• _Entries shown_:
-=-=-
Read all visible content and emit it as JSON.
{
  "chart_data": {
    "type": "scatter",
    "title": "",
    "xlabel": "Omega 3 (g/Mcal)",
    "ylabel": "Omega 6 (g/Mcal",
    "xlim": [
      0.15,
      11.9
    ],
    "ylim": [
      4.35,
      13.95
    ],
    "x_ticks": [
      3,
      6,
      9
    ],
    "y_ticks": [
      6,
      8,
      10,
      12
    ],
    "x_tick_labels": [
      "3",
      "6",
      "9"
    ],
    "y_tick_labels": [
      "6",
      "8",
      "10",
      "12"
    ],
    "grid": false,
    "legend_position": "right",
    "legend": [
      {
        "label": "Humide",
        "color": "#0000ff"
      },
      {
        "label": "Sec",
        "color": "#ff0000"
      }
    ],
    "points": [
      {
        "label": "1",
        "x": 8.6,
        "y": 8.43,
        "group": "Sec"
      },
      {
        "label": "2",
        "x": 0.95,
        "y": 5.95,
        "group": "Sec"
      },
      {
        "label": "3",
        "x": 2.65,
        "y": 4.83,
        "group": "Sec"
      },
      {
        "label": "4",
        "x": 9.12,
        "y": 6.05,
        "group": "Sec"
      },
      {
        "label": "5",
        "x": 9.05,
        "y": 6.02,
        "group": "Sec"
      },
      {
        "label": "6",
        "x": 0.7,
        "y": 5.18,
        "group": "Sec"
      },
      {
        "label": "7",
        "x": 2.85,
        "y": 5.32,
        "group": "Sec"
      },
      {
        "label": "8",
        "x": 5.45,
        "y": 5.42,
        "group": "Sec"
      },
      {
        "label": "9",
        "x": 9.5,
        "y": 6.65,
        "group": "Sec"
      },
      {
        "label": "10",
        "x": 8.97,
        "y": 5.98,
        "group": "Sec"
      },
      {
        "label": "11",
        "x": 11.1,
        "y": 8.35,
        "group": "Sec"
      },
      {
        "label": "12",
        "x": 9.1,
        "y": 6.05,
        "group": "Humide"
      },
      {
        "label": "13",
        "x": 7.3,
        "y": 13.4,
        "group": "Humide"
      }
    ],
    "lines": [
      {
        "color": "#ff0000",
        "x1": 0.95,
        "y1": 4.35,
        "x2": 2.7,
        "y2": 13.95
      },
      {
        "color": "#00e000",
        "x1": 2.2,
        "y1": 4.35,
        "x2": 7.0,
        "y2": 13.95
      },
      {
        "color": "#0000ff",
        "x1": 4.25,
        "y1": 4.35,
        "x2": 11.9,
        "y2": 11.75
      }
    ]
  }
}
-=-=-
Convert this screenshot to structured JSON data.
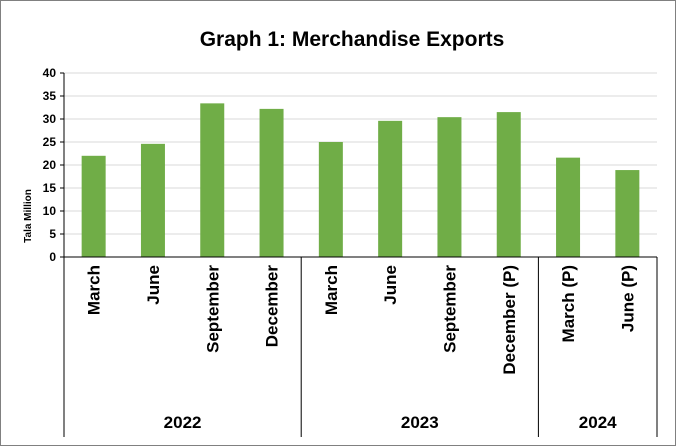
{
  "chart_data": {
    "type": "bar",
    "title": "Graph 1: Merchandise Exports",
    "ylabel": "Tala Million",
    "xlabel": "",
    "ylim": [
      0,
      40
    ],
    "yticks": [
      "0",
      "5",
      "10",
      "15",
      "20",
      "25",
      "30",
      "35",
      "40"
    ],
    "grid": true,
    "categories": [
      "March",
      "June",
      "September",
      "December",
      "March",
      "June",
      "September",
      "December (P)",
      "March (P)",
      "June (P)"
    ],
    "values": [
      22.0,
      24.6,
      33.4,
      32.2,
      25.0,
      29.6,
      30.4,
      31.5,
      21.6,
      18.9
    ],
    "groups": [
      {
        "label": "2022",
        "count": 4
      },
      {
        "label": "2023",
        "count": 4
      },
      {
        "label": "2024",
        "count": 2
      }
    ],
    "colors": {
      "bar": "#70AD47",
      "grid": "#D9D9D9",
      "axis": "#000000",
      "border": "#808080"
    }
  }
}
-=-=-
• _What this task involves_: In the entries above, count each line holding "JSON" and report the total and nothing more.

• _Full output_: 2